What is required: Pick out and copy every line below that has the word "obtenu".
** START Records provided **
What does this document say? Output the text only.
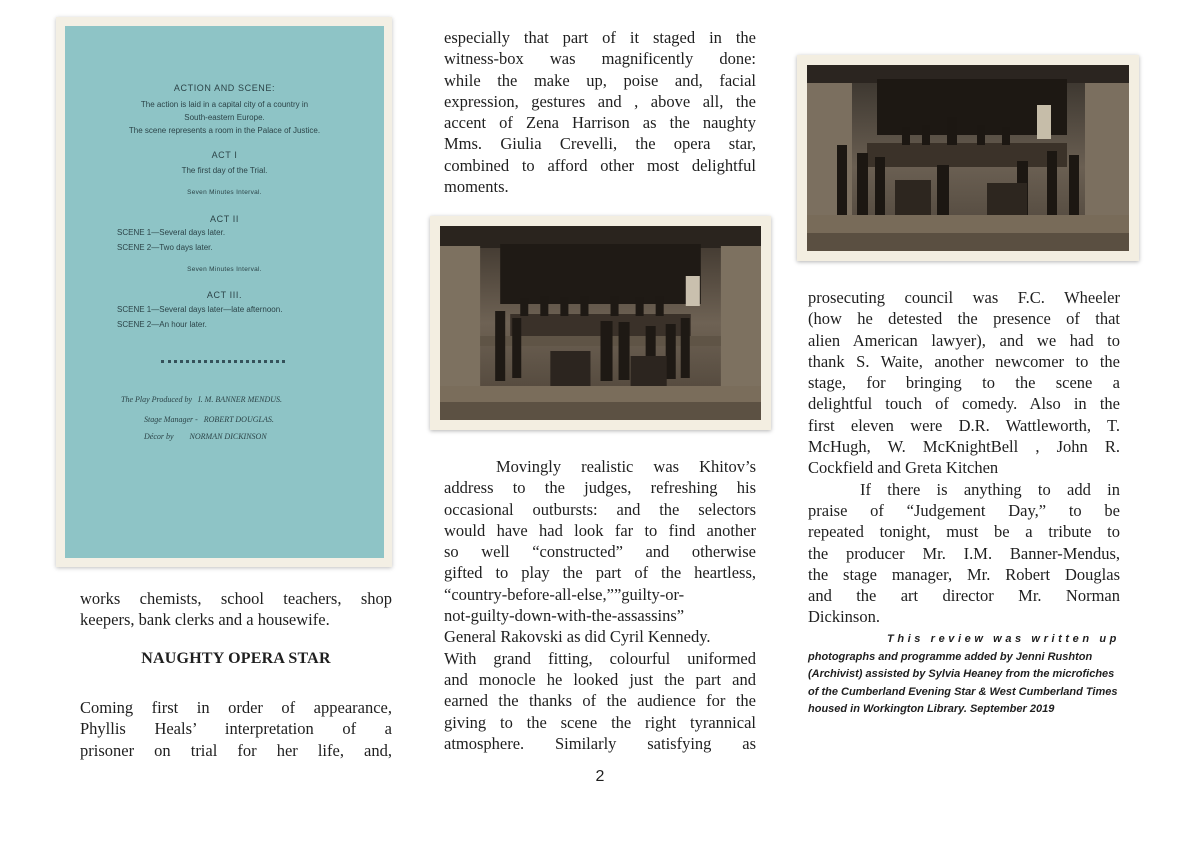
ACTION AND SCENE:
The action is laid in a capital city of a country in
South-eastern Europe.
The scene represents a room in the Palace of Justice.
ACT I
The first day of the Trial.
Seven Minutes Interval.
ACT II
SCENE 1—Several days later.
SCENE 2—Two days later.
Seven Minutes Interval.
ACT III.
SCENE 1—Several days later—late afternoon.
SCENE 2—An hour later.
The Play Produced by I. M. BANNER MENDUS.
Stage Manager - ROBERT DOUGLAS.
Décor by NORMAN DICKINSON

works chemists, school teachers, shop

keepers, bank clerks and a housewife.

NAUGHTY OPERA STAR

Coming first in order of appearance,

Phyllis Heals’ interpretation of a

prisoner on trial for her life, and,

especially that part of it staged in the

witness-box was magnificently done:

while the make up, poise and, facial

expression, gestures and , above all, the

accent of Zena Harrison as the naughty

Mms. Giulia Crevelli, the opera star,

combined to afford other most delightful

moments.

Movingly realistic was Khitov’s

address to the judges, refreshing his

occasional outbursts: and the selectors

would have had look far to find another

so well “constructed” and otherwise

gifted to play the part of the heartless,

“country-before-all-else,””guilty-or-

not-guilty-down-with-the-assassins”

General Rakovski as did Cyril Kennedy.

With grand fitting, colourful uniformed

and monocle he looked just the part and

earned the thanks of the audience for the

giving to the scene the right tyrannical

atmosphere. Similarly satisfying as

prosecuting council was F.C. Wheeler

(how he detested the presence of that

alien American lawyer), and we had to

thank S. Waite, another newcomer to the

stage, for bringing to the scene a

delightful touch of comedy. Also in the

first eleven were D.R. Wattleworth, T.

McHugh, W. McKnightBell , John R.

Cockfield and Greta Kitchen

If there is anything to add in

praise of “Judgement Day,” to be

repeated tonight, must be a tribute to

the producer Mr. I.M. Banner-Mendus,

the stage manager, Mr. Robert Douglas

and the art director Mr. Norman

Dickinson.

This review was written up
photographs and programme added by Jenni Rushton (Archivist) assisted by Sylvia Heaney from the microfiches of the Cumberland Evening Star & West Cumberland Times housed in Workington Library. September 2019
2
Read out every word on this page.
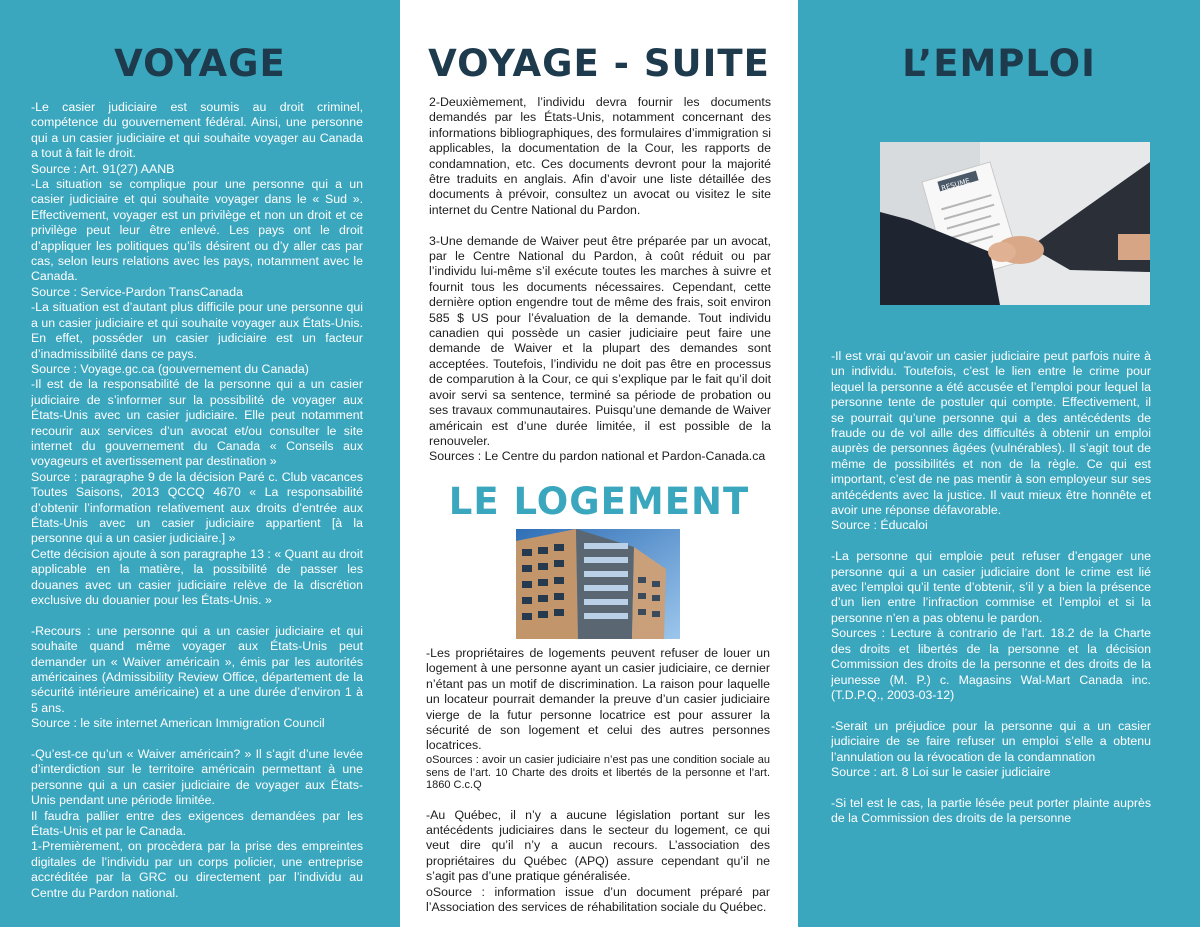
VOYAGE

-Le casier judiciaire est soumis au droit criminel, compétence du gouvernement fédéral. Ainsi, une personne qui a un casier judiciaire et qui souhaite voyager au Canada a tout à fait le droit.

Source : Art. 91(27) AANB

-La situation se complique pour une personne qui a un casier judiciaire et qui souhaite voyager dans le « Sud ». Effectivement, voyager est un privilège et non un droit et ce privilège peut leur être enlevé. Les pays ont le droit d’appliquer les politiques qu’ils désirent ou d’y aller cas par cas, selon leurs relations avec les pays, notamment avec le Canada.

Source : Service-Pardon TransCanada

-La situation est d’autant plus difficile pour une personne qui a un casier judiciaire et qui souhaite voyager aux États-Unis. En effet, posséder un casier judiciaire est un facteur d’inadmissibilité dans ce pays.

Source : Voyage.gc.ca (gouvernement du Canada)

-Il est de la responsabilité de la personne qui a un casier judiciaire de s’informer sur la possibilité de voyager aux États-Unis avec un casier judiciaire. Elle peut notamment recourir aux services d’un avocat et/ou consulter le site internet du gouvernement du Canada « Conseils aux voyageurs et avertissement par destination »

Source : paragraphe 9 de la décision Paré c. Club vacances Toutes Saisons, 2013 QCCQ 4670 « La responsabilité d’obtenir l’information relativement aux droits d’entrée aux États-Unis avec un casier judiciaire appartient [à la personne qui a un casier judiciaire.] »

Cette décision ajoute à son paragraphe 13 : « Quant au droit applicable en la matière, la possibilité de passer les douanes avec un casier judiciaire relève de la discrétion exclusive du douanier pour les États-Unis. »

-Recours : une personne qui a un casier judiciaire et qui souhaite quand même voyager aux États-Unis peut demander un « Waiver américain », émis par les autorités américaines (Admissibility Review Office, département de la sécurité intérieure américaine) et a une durée d’environ 1 à 5 ans.

Source : le site internet American Immigration Council

-Qu’est-ce qu’un « Waiver américain? » Il s’agit d’une levée d’interdiction sur le territoire américain permettant à une personne qui a un casier judiciaire de voyager aux États-Unis pendant une période limitée.

Il faudra pallier entre des exigences demandées par les États-Unis et par le Canada.

1-Premièrement, on procèdera par la prise des empreintes digitales de l’individu par un corps policier, une entreprise accréditée par la GRC ou directement par l’individu au Centre du Pardon national.

VOYAGE - SUITE

2-Deuxièmement, l’individu devra fournir les documents demandés par les États-Unis, notamment concernant des informations bibliographiques, des formulaires d’immigration si applicables, la documentation de la Cour, les rapports de condamnation, etc. Ces documents devront pour la majorité être traduits en anglais. Afin d’avoir une liste détaillée des documents à prévoir, consultez un avocat ou visitez le site internet du Centre National du Pardon.

3-Une demande de Waiver peut être préparée par un avocat, par le Centre National du Pardon, à coût réduit ou par l’individu lui-même s’il exécute toutes les marches à suivre et fournit tous les documents nécessaires. Cependant, cette dernière option engendre tout de même des frais, soit environ 585 $ US pour l’évaluation de la demande. Tout individu canadien qui possède un casier judiciaire peut faire une demande de Waiver et la plupart des demandes sont acceptées. Toutefois, l’individu ne doit pas être en processus de comparution à la Cour, ce qui s’explique par le fait qu’il doit avoir servi sa sentence, terminé sa période de probation ou ses travaux communautaires. Puisqu’une demande de Waiver américain est d’une durée limitée, il est possible de la renouveler.

Sources : Le Centre du pardon national et Pardon-Canada.ca

LE LOGEMENT

-Les propriétaires de logements peuvent refuser de louer un logement à une personne ayant un casier judiciaire, ce dernier n’étant pas un motif de discrimination. La raison pour laquelle un locateur pourrait demander la preuve d’un casier judiciaire vierge de la futur personne locatrice est pour assurer la sécurité de son logement et celui des autres personnes locatrices.

oSources : avoir un casier judiciaire n’est pas une condition sociale au sens de l’art. 10 Charte des droits et libertés de la personne et l’art. 1860 C.c.Q

-Au Québec, il n’y a aucune législation portant sur les antécédents judiciaires dans le secteur du logement, ce qui veut dire qu’il n’y a aucun recours. L’association des propriétaires du Québec (APQ) assure cependant qu’il ne s’agit pas d’une pratique généralisée.

oSource : information issue d’un document préparé par l’Association des services de réhabilitation sociale du Québec.

L’EMPLOI
RESUME

-Il est vrai qu’avoir un casier judiciaire peut parfois nuire à un individu. Toutefois, c’est le lien entre le crime pour lequel la personne a été accusée et l’emploi pour lequel la personne tente de postuler qui compte. Effectivement, il se pourrait qu’une personne qui a des antécédents de fraude ou de vol aille des difficultés à obtenir un emploi auprès de personnes âgées (vulnérables). Il s’agit tout de même de possibilités et non de la règle. Ce qui est important, c’est de ne pas mentir à son employeur sur ses antécédents avec la justice. Il vaut mieux être honnête et avoir une réponse défavorable.

Source : Éducaloi

-La personne qui emploie peut refuser d’engager une personne qui a un casier judiciaire dont le crime est lié avec l’emploi qu’il tente d’obtenir, s’il y a bien la présence d’un lien entre l’infraction commise et l’emploi et si la personne n’en a pas obtenu le pardon.

Sources : Lecture à contrario de l’art. 18.2 de la Charte des droits et libertés de la personne et la décision Commission des droits de la personne et des droits de la jeunesse (M. P.) c. Magasins Wal-Mart Canada inc. (T.D.P.Q., 2003-03-12)

-Serait un préjudice pour la personne qui a un casier judiciaire de se faire refuser un emploi s’elle a obtenu l’annulation ou la révocation de la condamnation

Source : art. 8 Loi sur le casier judiciaire

-Si tel est le cas, la partie lésée peut porter plainte auprès de la Commission des droits de la personne
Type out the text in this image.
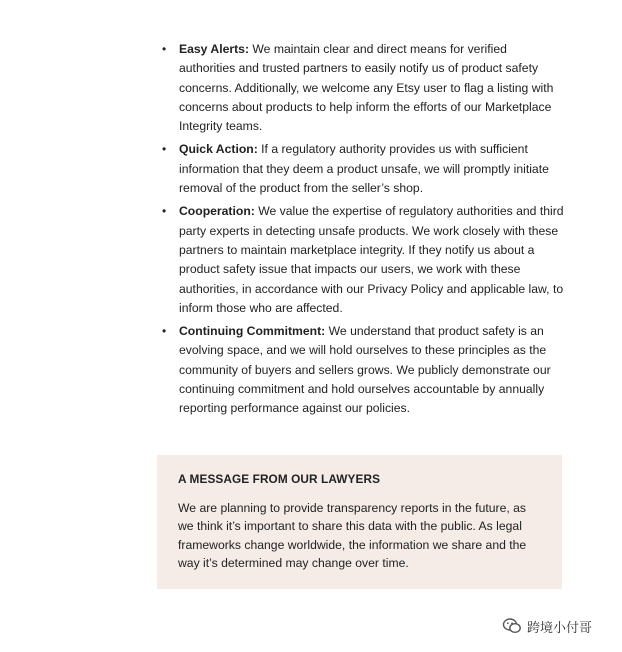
• Easy Alerts: We maintain clear and direct means for verified authorities and trusted partners to easily notify us of product safety concerns. Additionally, we welcome any Etsy user to flag a listing with concerns about products to help inform the efforts of our Marketplace Integrity teams.
• Quick Action: If a regulatory authority provides us with sufficient information that they deem a product unsafe, we will promptly initiate removal of the product from the seller’s shop.
• Cooperation: We value the expertise of regulatory authorities and third party experts in detecting unsafe products. We work closely with these partners to maintain marketplace integrity. If they notify us about a product safety issue that impacts our users, we work with these authorities, in accordance with our Privacy Policy and applicable law, to inform those who are affected.
• Continuing Commitment: We understand that product safety is an evolving space, and we will hold ourselves to these principles as the community of buyers and sellers grows. We publicly demonstrate our continuing commitment and hold ourselves accountable by annually reporting performance against our policies.
A MESSAGE FROM OUR LAWYERS

We are planning to provide transparency reports in the future, as we think it’s important to share this data with the public. As legal frameworks change worldwide, the information we share and the way it’s determined may change over time.

跨境小付哥
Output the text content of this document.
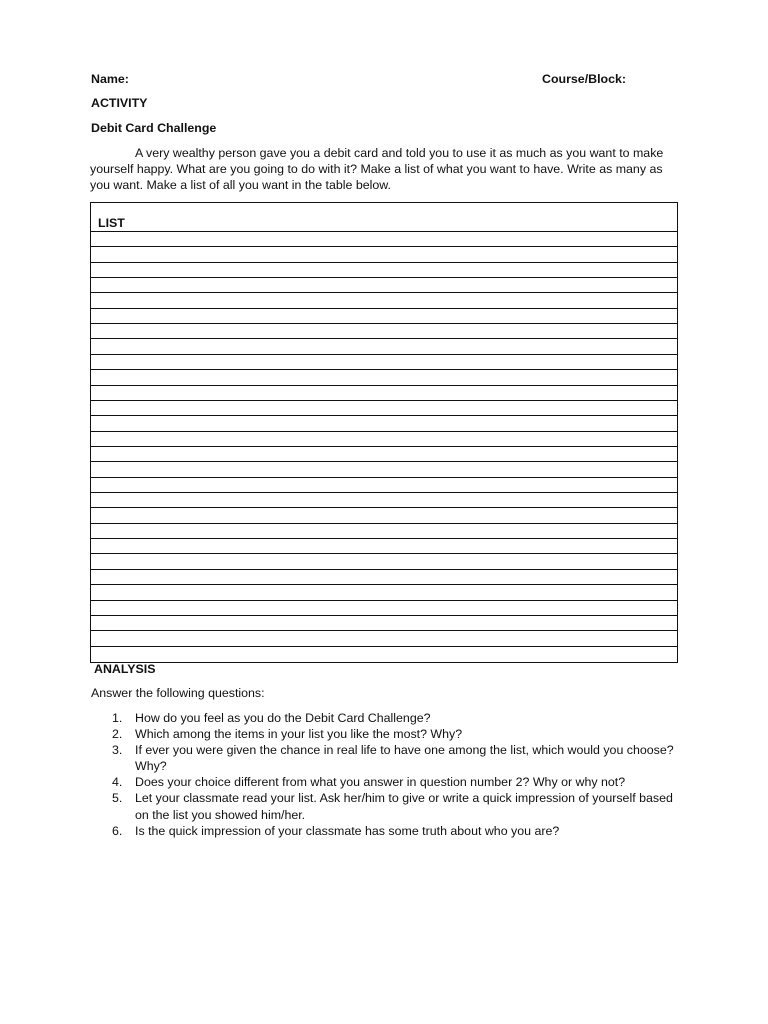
Name:	Course/Block:
ACTIVITY
Debit Card Challenge
A very wealthy person gave you a debit card and told you to use it as much as you want to make yourself happy. What are you going to do with it? Make a list of what you want to have. Write as many as you want. Make a list of all you want in the table below.
LIST
ANALYSIS
Answer the following questions:
1. How do you feel as you do the Debit Card Challenge?
2. Which among the items in your list you like the most? Why?
3. If ever you were given the chance in real life to have one among the list, which would you choose? Why?
4. Does your choice different from what you answer in question number 2? Why or why not?
5. Let your classmate read your list. Ask her/him to give or write a quick impression of yourself based on the list you showed him/her.
6. Is the quick impression of your classmate has some truth about who you are?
** END Records provided **
Final answer:
-La personne qui emploie peut refuser d’engager une personne qui a un casier judiciaire dont le crime est lié avec l’emploi qu’il tente d’obtenir, s’il y a bien la présence d’un lien entre l’infraction commise et l’emploi et si la personne n’en a pas obtenu le pardon.
-Serait un préjudice pour la personne qui a un casier judiciaire de se faire refuser un emploi s’elle a obtenu l’annulation ou la révocation de la condamnation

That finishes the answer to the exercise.